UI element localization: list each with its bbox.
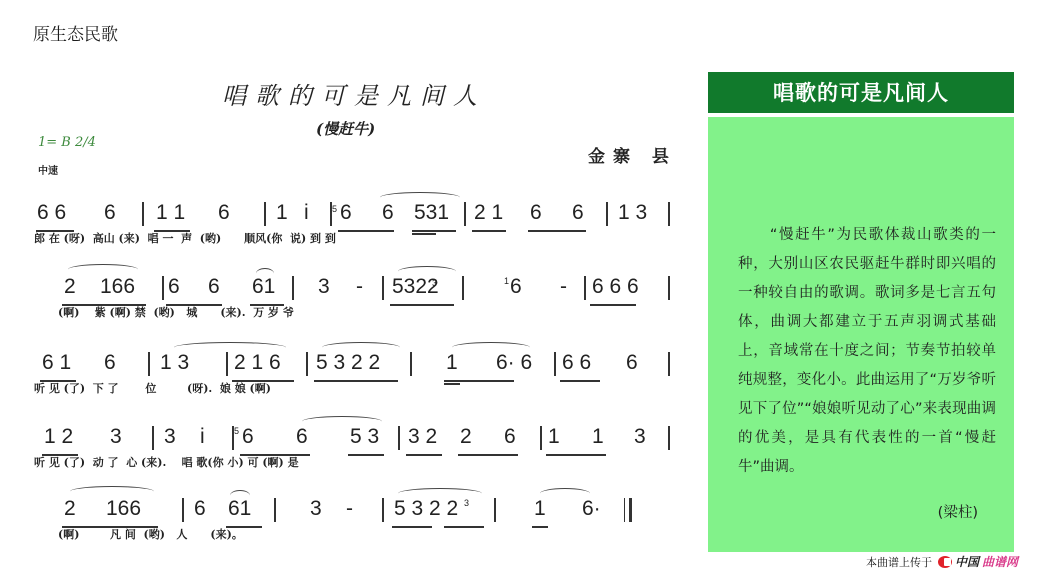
barline bbox=[554, 352, 556, 376]
logo-mark-icon bbox=[938, 556, 952, 568]
lyrics-line: 听 见 (了) 动 了 心 (来). 唱 歌(你 小) 可 (啊) 是 bbox=[34, 454, 674, 470]
category-label: 原生态民歌 bbox=[33, 20, 118, 45]
score-line-2: 2 166 6 6 61 3 - 5322 1 6 - 6 6 6 3 (啊) … bbox=[34, 272, 674, 332]
barline bbox=[494, 498, 496, 522]
site-logo-zh: 中国 bbox=[955, 553, 979, 570]
barline bbox=[464, 202, 466, 226]
lyrics-line: 听 见 (了) 下 了 位 (呀). 娘 娘 (啊) bbox=[34, 380, 674, 396]
notes-line: 6 6 6 1 1 6 1 i 5 6 6 531 2 1 6 6 1 3 bbox=[34, 198, 674, 228]
barline bbox=[264, 202, 266, 226]
info-panel: 唱歌的可是凡间人 “慢赶牛”为民歌体裁山歌类的一种，大别山区农民驱赶牛群时即兴唱… bbox=[708, 72, 1014, 552]
barline bbox=[584, 276, 586, 300]
upload-text: 本曲谱上传于 bbox=[866, 554, 932, 570]
panel-description: “慢赶牛”为民歌体裁山歌类的一种，大别山区农民驱赶牛群时即兴唱的一种较自由的歌调… bbox=[738, 221, 996, 482]
barline bbox=[162, 276, 164, 300]
score-title: 唱歌的可是凡间人 bbox=[222, 76, 486, 111]
barline bbox=[668, 426, 670, 450]
site-logo[interactable]: 中国曲谱网 bbox=[938, 553, 1018, 570]
final-barline bbox=[624, 498, 632, 522]
barline bbox=[182, 498, 184, 522]
notes-line: 2 166 6 61 3 - 5 3 2 2 1 6· 3 bbox=[34, 494, 674, 524]
barline bbox=[148, 352, 150, 376]
score-line-1: 6 6 6 1 1 6 1 i 5 6 6 531 2 1 6 6 1 3 郎 … bbox=[34, 198, 674, 258]
barline bbox=[410, 352, 412, 376]
barline bbox=[226, 352, 228, 376]
score-subtitle: (慢赶牛) bbox=[316, 118, 375, 139]
panel-header: 唱歌的可是凡间人 bbox=[708, 72, 1014, 113]
lyrics-line: (啊) 凡 间 (哟) 人 (来)。 bbox=[58, 526, 698, 542]
composer-credit: 金寨 县 bbox=[588, 142, 677, 167]
lyrics-line: 郎 在 (呀) 高山 (来) 唱 一 声 (哟) 顺风(你 说) 到 到 bbox=[34, 230, 674, 246]
key-signature: 1= B 2/4 bbox=[38, 135, 96, 150]
barline bbox=[152, 426, 154, 450]
panel-author: (梁柱) bbox=[938, 501, 978, 522]
barline bbox=[274, 498, 276, 522]
barline bbox=[668, 202, 670, 226]
barline bbox=[540, 426, 542, 450]
notes-line: 2 166 6 6 61 3 - 5322 1 6 - 6 6 6 3 bbox=[34, 272, 674, 302]
notes-line: 6 1 6 1 3 2 1 6 5 3 2 2 1 6· 6 6 6 6 bbox=[34, 348, 674, 378]
score-line-5: 2 166 6 61 3 - 5 3 2 2 1 6· 3 (啊) 凡 间 (哟… bbox=[34, 494, 674, 554]
score-line-3: 6 1 6 1 3 2 1 6 5 3 2 2 1 6· 6 6 6 6 听 见… bbox=[34, 348, 674, 408]
barline bbox=[142, 202, 144, 226]
barline bbox=[306, 352, 308, 376]
notes-line: 1 2 3 3 i 5 6 6 5 3 3 2 2 6 1 1 3 bbox=[34, 422, 674, 452]
lyrics-line: (啊) 紫 (啊) 禁 (哟) 城 (来). 万 岁 爷 bbox=[58, 304, 698, 320]
site-logo-name: 曲谱网 bbox=[982, 553, 1018, 570]
upload-credit: 本曲谱上传于 中国曲谱网 bbox=[866, 553, 1018, 570]
panel-body: “慢赶牛”为民歌体裁山歌类的一种，大别山区农民驱赶牛群时即兴唱的一种较自由的歌调… bbox=[708, 117, 1014, 552]
barline bbox=[382, 276, 384, 300]
tempo-marking: 中速 bbox=[38, 162, 58, 177]
barline bbox=[668, 276, 670, 300]
barline bbox=[462, 276, 464, 300]
barline bbox=[292, 276, 294, 300]
barline bbox=[668, 352, 670, 376]
score-line-4: 1 2 3 3 i 5 6 6 5 3 3 2 2 6 1 1 3 听 见 (了… bbox=[34, 422, 674, 482]
barline bbox=[382, 498, 384, 522]
barline bbox=[606, 202, 608, 226]
barline bbox=[398, 426, 400, 450]
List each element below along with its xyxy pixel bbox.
+ + + + +
| Written problem |
Reproduce the material above in full, switching every occurrence of "lyrics-line" to "lyric-text" and leaving all other text unchanged. Omit the pictures from the answer.

| Output of the exercise |
UI element localization: list each with its bbox.
barline bbox=[554, 352, 556, 376]
logo-mark-icon bbox=[938, 556, 952, 568]
lyric-text: 听 见 (了) 动 了 心 (来). 唱 歌(你 小) 可 (啊) 是 bbox=[34, 454, 674, 470]
category-label: 原生态民歌 bbox=[33, 20, 118, 45]
score-line-2: 2 166 6 6 61 3 - 5322 1 6 - 6 6 6 3 (啊) … bbox=[34, 272, 674, 332]
barline bbox=[494, 498, 496, 522]
site-logo-zh: 中国 bbox=[955, 553, 979, 570]
barline bbox=[464, 202, 466, 226]
lyric-text: 听 见 (了) 下 了 位 (呀). 娘 娘 (啊) bbox=[34, 380, 674, 396]
notes-line: 6 6 6 1 1 6 1 i 5 6 6 531 2 1 6 6 1 3 bbox=[34, 198, 674, 228]
barline bbox=[264, 202, 266, 226]
info-panel: 唱歌的可是凡间人 “慢赶牛”为民歌体裁山歌类的一种，大别山区农民驱赶牛群时即兴唱… bbox=[708, 72, 1014, 552]
barline bbox=[584, 276, 586, 300]
upload-text: 本曲谱上传于 bbox=[866, 554, 932, 570]
panel-description: “慢赶牛”为民歌体裁山歌类的一种，大别山区农民驱赶牛群时即兴唱的一种较自由的歌调… bbox=[738, 221, 996, 482]
barline bbox=[162, 276, 164, 300]
score-title: 唱歌的可是凡间人 bbox=[222, 76, 486, 111]
barline bbox=[668, 426, 670, 450]
site-logo[interactable]: 中国曲谱网 bbox=[938, 553, 1018, 570]
final-barline bbox=[624, 498, 632, 522]
barline bbox=[182, 498, 184, 522]
notes-line: 2 166 6 61 3 - 5 3 2 2 1 6· 3 bbox=[34, 494, 674, 524]
barline bbox=[148, 352, 150, 376]
score-line-1: 6 6 6 1 1 6 1 i 5 6 6 531 2 1 6 6 1 3 郎 … bbox=[34, 198, 674, 258]
barline bbox=[410, 352, 412, 376]
barline bbox=[226, 352, 228, 376]
score-subtitle: (慢赶牛) bbox=[316, 118, 375, 139]
panel-header: 唱歌的可是凡间人 bbox=[708, 72, 1014, 113]
lyric-text: (啊) 凡 间 (哟) 人 (来)。 bbox=[58, 526, 698, 542]
composer-credit: 金寨 县 bbox=[588, 142, 677, 167]
lyric-text: 郎 在 (呀) 高山 (来) 唱 一 声 (哟) 顺风(你 说) 到 到 bbox=[34, 230, 674, 246]
key-signature: 1= B 2/4 bbox=[38, 135, 96, 150]
barline bbox=[152, 426, 154, 450]
panel-author: (梁柱) bbox=[938, 501, 978, 522]
barline bbox=[274, 498, 276, 522]
barline bbox=[668, 202, 670, 226]
barline bbox=[540, 426, 542, 450]
notes-line: 2 166 6 6 61 3 - 5322 1 6 - 6 6 6 3 bbox=[34, 272, 674, 302]
notes-line: 6 1 6 1 3 2 1 6 5 3 2 2 1 6· 6 6 6 6 bbox=[34, 348, 674, 378]
score-line-5: 2 166 6 61 3 - 5 3 2 2 1 6· 3 (啊) 凡 间 (哟… bbox=[34, 494, 674, 554]
score-line-3: 6 1 6 1 3 2 1 6 5 3 2 2 1 6· 6 6 6 6 听 见… bbox=[34, 348, 674, 408]
barline bbox=[142, 202, 144, 226]
barline bbox=[306, 352, 308, 376]
notes-line: 1 2 3 3 i 5 6 6 5 3 3 2 2 6 1 1 3 bbox=[34, 422, 674, 452]
lyric-text: (啊) 紫 (啊) 禁 (哟) 城 (来). 万 岁 爷 bbox=[58, 304, 698, 320]
site-logo-name: 曲谱网 bbox=[982, 553, 1018, 570]
upload-credit: 本曲谱上传于 中国曲谱网 bbox=[866, 553, 1018, 570]
panel-body: “慢赶牛”为民歌体裁山歌类的一种，大别山区农民驱赶牛群时即兴唱的一种较自由的歌调… bbox=[708, 117, 1014, 552]
barline bbox=[382, 276, 384, 300]
tempo-marking: 中速 bbox=[38, 162, 58, 177]
barline bbox=[668, 276, 670, 300]
barline bbox=[462, 276, 464, 300]
barline bbox=[292, 276, 294, 300]
barline bbox=[668, 352, 670, 376]
score-line-4: 1 2 3 3 i 5 6 6 5 3 3 2 2 6 1 1 3 听 见 (了… bbox=[34, 422, 674, 482]
barline bbox=[382, 498, 384, 522]
barline bbox=[606, 202, 608, 226]
barline bbox=[398, 426, 400, 450]
List each element below along with its xyxy pixel bbox.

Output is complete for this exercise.